> **Task requirements**: For every line in the data below that contains "text", copy the line.

> **Given records**:
=======

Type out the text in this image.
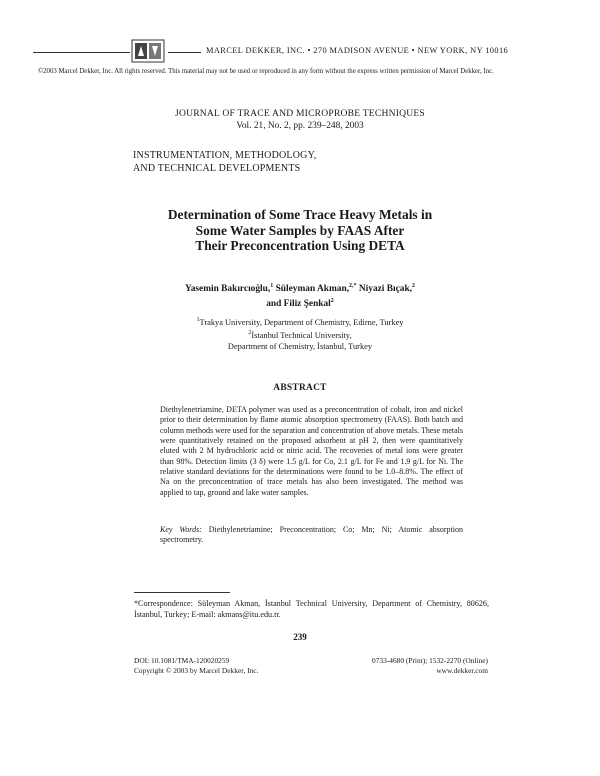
MARCEL DEKKER, INC. • 270 MADISON AVENUE • NEW YORK, NY 10016
©2003 Marcel Dekker, Inc. All rights reserved. This material may not be used or reproduced in any form without the express written permission of Marcel Dekker, Inc.
JOURNAL OF TRACE AND MICROPROBE TECHNIQUES
Vol. 21, No. 2, pp. 239–248, 2003
INSTRUMENTATION, METHODOLOGY,
AND TECHNICAL DEVELOPMENTS
Determination of Some Trace Heavy Metals in
Some Water Samples by FAAS After
Their Preconcentration Using DETA
Yasemin Bakırcıoğlu,$^1$ Süleyman Akman,$^{2,*}$ Niyazi Bıçak,$^2$
and Filiz Şenkal$^2$
$^1$Trakya University, Department of Chemistry, Edirne, Turkey
$^2$İstanbul Technical University,
Department of Chemistry, İstanbul, Turkey
ABSTRACT
Diethylenetriamine, DETA polymer was used as a preconcentration of cobalt, iron and nickel prior to their determination by flame atomic absorption spectrometry (FAAS). Both batch and column methods were used for the separation and concentration of above metals. These metals were quantitatively retained on the proposed adsorbent at pH 2, then were quantitatively eluted with 2 M hydrochloric acid or nitric acid. The recoveries of metal ions were greater than 98%. Detection limits (3 δ) were 1.5 g/L for Co, 2.1 g/L for Fe and 1.9 g/L for Ni. The relative standard deviations for the determinations were found to be 1.0–8.8%. The effect of Na on the preconcentration of trace metals has also been investigated. The method was applied to tap, ground and lake water samples.
Key Words: Diethylenetriamine; Preconcentration; Co; Mn; Ni; Atomic absorption spectrometry.
*Correspondence: Süleyman Akman, İstanbul Technical University, Department of Chemistry, 80626, İstanbul, Turkey; E-mail: akmans@itu.edu.tr.
239
DOI: 10.1081/TMA-120020259
Copyright © 2003 by Marcel Dekker, Inc.
0733-4680 (Print); 1532-2270 (Online)
www.dekker.com
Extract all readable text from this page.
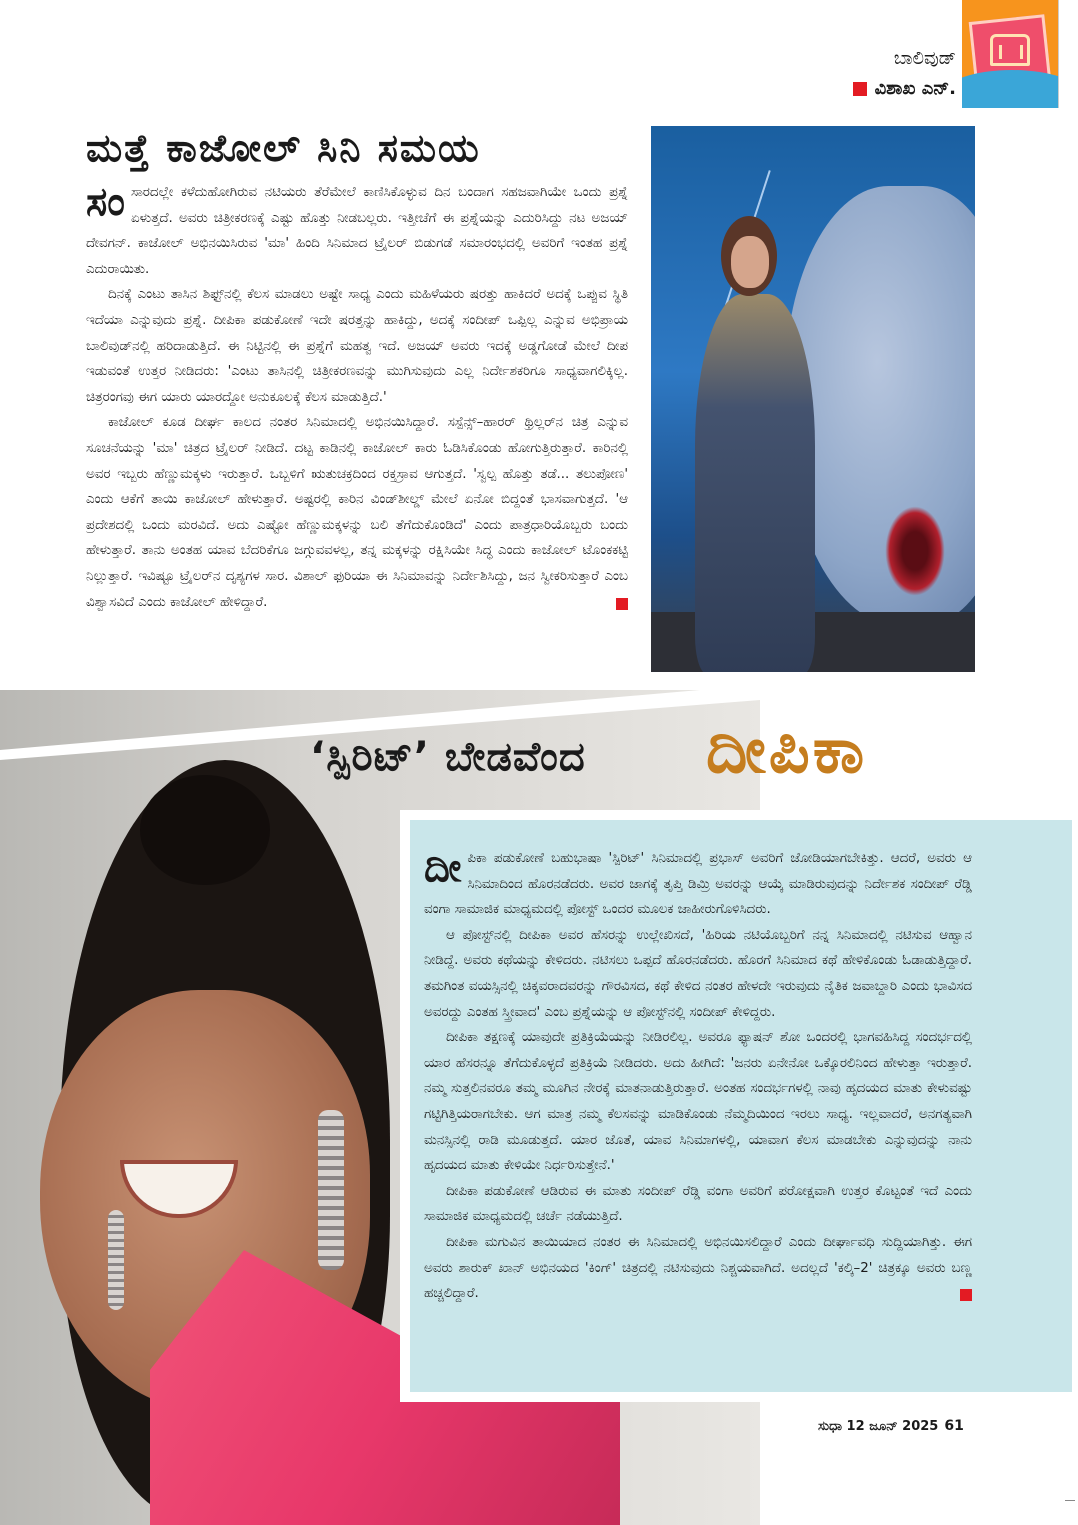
ಬಾಲಿವುಡ್
ವಿಶಾಖ ಎನ್.
ಮತ್ತೆ ಕಾಜೋಲ್ ಸಿನಿ ಸಮಯ

ಸಂಸಾರದಲ್ಲೇ ಕಳೆದುಹೋಗಿರುವ ನಟಿಯರು ತೆರೆಮೇಲೆ ಕಾಣಿಸಿಕೊಳ್ಳುವ ದಿನ ಬಂದಾಗ ಸಹಜವಾಗಿಯೇ ಒಂದು ಪ್ರಶ್ನೆ ಏಳುತ್ತದೆ. ಅವರು ಚಿತ್ರೀಕರಣಕ್ಕೆ ಎಷ್ಟು ಹೊತ್ತು ನೀಡಬಲ್ಲರು. ಇತ್ತೀಚೆಗೆ ಈ ಪ್ರಶ್ನೆಯನ್ನು ಎದುರಿಸಿದ್ದು ನಟ ಅಜಯ್ ದೇವಗನ್. ಕಾಜೋಲ್ ಅಭಿನಯಿಸಿರುವ 'ಮಾ' ಹಿಂದಿ ಸಿನಿಮಾದ ಟ್ರೈಲರ್ ಬಿಡುಗಡೆ ಸಮಾರಂಭದಲ್ಲಿ ಅವರಿಗೆ ಇಂತಹ ಪ್ರಶ್ನೆ ಎದುರಾಯಿತು.

ದಿನಕ್ಕೆ ಎಂಟು ತಾಸಿನ ಶಿಫ್ಟ್‌ನಲ್ಲಿ ಕೆಲಸ ಮಾಡಲು ಅಷ್ಟೇ ಸಾಧ್ಯ ಎಂದು ಮಹಿಳೆಯರು ಷರತ್ತು ಹಾಕಿದರೆ ಅದಕ್ಕೆ ಒಪ್ಪುವ ಸ್ಥಿತಿ ಇದೆಯಾ ಎನ್ನುವುದು ಪ್ರಶ್ನೆ. ದೀಪಿಕಾ ಪಡುಕೋಣೆ ಇದೇ ಷರತ್ತನ್ನು ಹಾಕಿದ್ದು, ಅದಕ್ಕೆ ಸಂದೀಪ್ ಒಪ್ಪಿಲ್ಲ ಎನ್ನುವ ಅಭಿಪ್ರಾಯ ಬಾಲಿವುಡ್‌ನಲ್ಲಿ ಹರಿದಾಡುತ್ತಿದೆ. ಈ ನಿಟ್ಟಿನಲ್ಲಿ ಈ ಪ್ರಶ್ನೆಗೆ ಮಹತ್ವ ಇದೆ. ಅಜಯ್ ಅವರು ಇದಕ್ಕೆ ಅಡ್ಡಗೋಡೆ ಮೇಲೆ ದೀಪ ಇಡುವಂತೆ ಉತ್ತರ ನೀಡಿದರು: 'ಎಂಟು ತಾಸಿನಲ್ಲಿ ಚಿತ್ರೀಕರಣವನ್ನು ಮುಗಿಸುವುದು ಎಲ್ಲ ನಿರ್ದೇಶಕರಿಗೂ ಸಾಧ್ಯವಾಗಲಿಕ್ಕಿಲ್ಲ. ಚಿತ್ರರಂಗವು ಈಗ ಯಾರು ಯಾರದ್ದೋ ಅನುಕೂಲಕ್ಕೆ ಕೆಲಸ ಮಾಡುತ್ತಿದೆ.'

ಕಾಜೋಲ್ ಕೂಡ ದೀರ್ಘ ಕಾಲದ ನಂತರ ಸಿನಿಮಾದಲ್ಲಿ ಅಭಿನಯಿಸಿದ್ದಾರೆ. ಸಸ್ಪೆನ್ಸ್–ಹಾರರ್ ಥ್ರಿಲ್ಲರ್‌ನ ಚಿತ್ರ ಎನ್ನುವ ಸೂಚನೆಯನ್ನು 'ಮಾ' ಚಿತ್ರದ ಟ್ರೈಲರ್ ನೀಡಿದೆ. ದಟ್ಟ ಕಾಡಿನಲ್ಲಿ ಕಾಜೋಲ್ ಕಾರು ಓಡಿಸಿಕೊಂಡು ಹೋಗುತ್ತಿರುತ್ತಾರೆ. ಕಾರಿನಲ್ಲಿ ಅವರ ಇಬ್ಬರು ಹೆಣ್ಣುಮಕ್ಕಳು ಇರುತ್ತಾರೆ. ಒಬ್ಬಳಿಗೆ ಋತುಚಕ್ರದಿಂದ ರಕ್ತಸ್ರಾವ ಆಗುತ್ತದೆ. 'ಸ್ವಲ್ಪ ಹೊತ್ತು ತಡೆ... ತಲುಪೋಣ' ಎಂದು ಆಕೆಗೆ ತಾಯಿ ಕಾಜೋಲ್ ಹೇಳುತ್ತಾರೆ. ಅಷ್ಟರಲ್ಲಿ ಕಾರಿನ ವಿಂಡ್‌ಶೀಲ್ಡ್ ಮೇಲೆ ಏನೋ ಬಿದ್ದಂತೆ ಭಾಸವಾಗುತ್ತದೆ. 'ಆ ಪ್ರದೇಶದಲ್ಲಿ ಒಂದು ಮರವಿದೆ. ಅದು ಎಷ್ಟೋ ಹೆಣ್ಣುಮಕ್ಕಳನ್ನು ಬಲಿ ತೆಗೆದುಕೊಂಡಿದೆ' ಎಂದು ಪಾತ್ರಧಾರಿಯೊಬ್ಬರು ಬಂದು ಹೇಳುತ್ತಾರೆ. ತಾನು ಅಂತಹ ಯಾವ ಬೆದರಿಕೆಗೂ ಜಗ್ಗುವವಳಲ್ಲ, ತನ್ನ ಮಕ್ಕಳನ್ನು ರಕ್ಷಿಸಿಯೇ ಸಿದ್ಧ ಎಂದು ಕಾಜೋಲ್ ಟೊಂಕಕಟ್ಟಿ ನಿಲ್ಲುತ್ತಾರೆ. ಇವಿಷ್ಟೂ ಟ್ರೈಲರ್‌ನ ದೃಶ್ಯಗಳ ಸಾರ. ವಿಶಾಲ್ ಫುರಿಯಾ ಈ ಸಿನಿಮಾವನ್ನು ನಿರ್ದೇಶಿಸಿದ್ದು, ಜನ ಸ್ವೀಕರಿಸುತ್ತಾರೆ ಎಂಬ ವಿಶ್ವಾಸವಿದೆ ಎಂದು ಕಾಜೋಲ್ ಹೇಳಿದ್ದಾರೆ.

‘ಸ್ಪಿರಿಟ್’ ಬೇಡವೆಂದ ದೀಪಿಕಾ

ದೀಪಿಕಾ ಪಡುಕೋಣೆ ಬಹುಭಾಷಾ 'ಸ್ಪಿರಿಟ್' ಸಿನಿಮಾದಲ್ಲಿ ಪ್ರಭಾಸ್ ಅವರಿಗೆ ಜೋಡಿಯಾಗಬೇಕಿತ್ತು. ಆದರೆ, ಅವರು ಆ ಸಿನಿಮಾದಿಂದ ಹೊರನಡೆದರು. ಅವರ ಜಾಗಕ್ಕೆ ತೃಪ್ತಿ ಡಿಮ್ರಿ ಅವರನ್ನು ಆಯ್ಕೆ ಮಾಡಿರುವುದನ್ನು ನಿರ್ದೇಶಕ ಸಂದೀಪ್ ರೆಡ್ಡಿ ವಂಗಾ ಸಾಮಾಜಿಕ ಮಾಧ್ಯಮದಲ್ಲಿ ಪೋಸ್ಟ್ ಒಂದರ ಮೂಲಕ ಜಾಹೀರುಗೊಳಿಸಿದರು.

ಆ ಪೋಸ್ಟ್‌ನಲ್ಲಿ ದೀಪಿಕಾ ಅವರ ಹೆಸರನ್ನು ಉಲ್ಲೇಖಿಸದೆ, 'ಹಿರಿಯ ನಟಿಯೊಬ್ಬರಿಗೆ ನನ್ನ ಸಿನಿಮಾದಲ್ಲಿ ನಟಿಸುವ ಆಹ್ವಾನ ನೀಡಿದ್ದೆ. ಅವರು ಕಥೆಯನ್ನು ಕೇಳಿದರು. ನಟಿಸಲು ಒಪ್ಪದೆ ಹೊರನಡೆದರು. ಹೊರಗೆ ಸಿನಿಮಾದ ಕಥೆ ಹೇಳಿಕೊಂಡು ಓಡಾಡುತ್ತಿದ್ದಾರೆ. ತಮಗಿಂತ ವಯಸ್ಸಿನಲ್ಲಿ ಚಿಕ್ಕವರಾದವರನ್ನು ಗೌರವಿಸದ, ಕಥೆ ಕೇಳಿದ ನಂತರ ಹೇಳದೇ ಇರುವುದು ನೈತಿಕ ಜವಾಬ್ದಾರಿ ಎಂದು ಭಾವಿಸದ ಅವರದ್ದು ಎಂತಹ ಸ್ತ್ರೀವಾದ' ಎಂಬ ಪ್ರಶ್ನೆಯನ್ನು ಆ ಪೋಸ್ಟ್‌ನಲ್ಲಿ ಸಂದೀಪ್ ಕೇಳಿದ್ದರು.

ದೀಪಿಕಾ ತಕ್ಷಣಕ್ಕೆ ಯಾವುದೇ ಪ್ರತಿಕ್ರಿಯೆಯನ್ನು ನೀಡಿರಲಿಲ್ಲ. ಅವರೂ ಫ್ಯಾಷನ್ ಶೋ ಒಂದರಲ್ಲಿ ಭಾಗವಹಿಸಿದ್ದ ಸಂದರ್ಭದಲ್ಲಿ ಯಾರ ಹೆಸರನ್ನೂ ತೆಗೆದುಕೊಳ್ಳದೆ ಪ್ರತಿಕ್ರಿಯೆ ನೀಡಿದರು. ಅದು ಹೀಗಿದೆ: 'ಜನರು ಏನೇನೋ ಒಕ್ಕೊರಲಿನಿಂದ ಹೇಳುತ್ತಾ ಇರುತ್ತಾರೆ. ನಮ್ಮ ಸುತ್ತಲಿನವರೂ ತಮ್ಮ ಮೂಗಿನ ನೇರಕ್ಕೆ ಮಾತನಾಡುತ್ತಿರುತ್ತಾರೆ. ಅಂತಹ ಸಂದರ್ಭಗಳಲ್ಲಿ ನಾವು ಹೃದಯದ ಮಾತು ಕೇಳುವಷ್ಟು ಗಟ್ಟಿಗಿತ್ತಿಯರಾಗಬೇಕು. ಆಗ ಮಾತ್ರ ನಮ್ಮ ಕೆಲಸವನ್ನು ಮಾಡಿಕೊಂಡು ನೆಮ್ಮದಿಯಿಂದ ಇರಲು ಸಾಧ್ಯ. ಇಲ್ಲವಾದರೆ, ಅನಗತ್ಯವಾಗಿ ಮನಸ್ಸಿನಲ್ಲಿ ರಾಡಿ ಮೂಡುತ್ತದೆ. ಯಾರ ಜೊತೆ, ಯಾವ ಸಿನಿಮಾಗಳಲ್ಲಿ, ಯಾವಾಗ ಕೆಲಸ ಮಾಡಬೇಕು ಎನ್ನುವುದನ್ನು ನಾನು ಹೃದಯದ ಮಾತು ಕೇಳಿಯೇ ನಿರ್ಧರಿಸುತ್ತೇನೆ.'

ದೀಪಿಕಾ ಪಡುಕೋಣೆ ಆಡಿರುವ ಈ ಮಾತು ಸಂದೀಪ್ ರೆಡ್ಡಿ ವಂಗಾ ಅವರಿಗೆ ಪರೋಕ್ಷವಾಗಿ ಉತ್ತರ ಕೊಟ್ಟಂತೆ ಇದೆ ಎಂದು ಸಾಮಾಜಿಕ ಮಾಧ್ಯಮದಲ್ಲಿ ಚರ್ಚೆ ನಡೆಯುತ್ತಿದೆ.

ದೀಪಿಕಾ ಮಗುವಿನ ತಾಯಿಯಾದ ನಂತರ ಈ ಸಿನಿಮಾದಲ್ಲಿ ಅಭಿನಯಿಸಲಿದ್ದಾರೆ ಎಂದು ದೀರ್ಘಾವಧಿ ಸುದ್ದಿಯಾಗಿತ್ತು. ಈಗ ಅವರು ಶಾರುಕ್ ಖಾನ್ ಅಭಿನಯದ 'ಕಿಂಗ್' ಚಿತ್ರದಲ್ಲಿ ನಟಿಸುವುದು ನಿಶ್ಚಯವಾಗಿದೆ. ಅದಲ್ಲದೆ 'ಕಲ್ಕಿ–2' ಚಿತ್ರಕ್ಕೂ ಅವರು ಬಣ್ಣ ಹಚ್ಚಲಿದ್ದಾರೆ.

ಸುಧಾ 12 ಜೂನ್ 2025 61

=======

> **Solved exercise**:
Type out the text in this image.
Extract all readable text from this page.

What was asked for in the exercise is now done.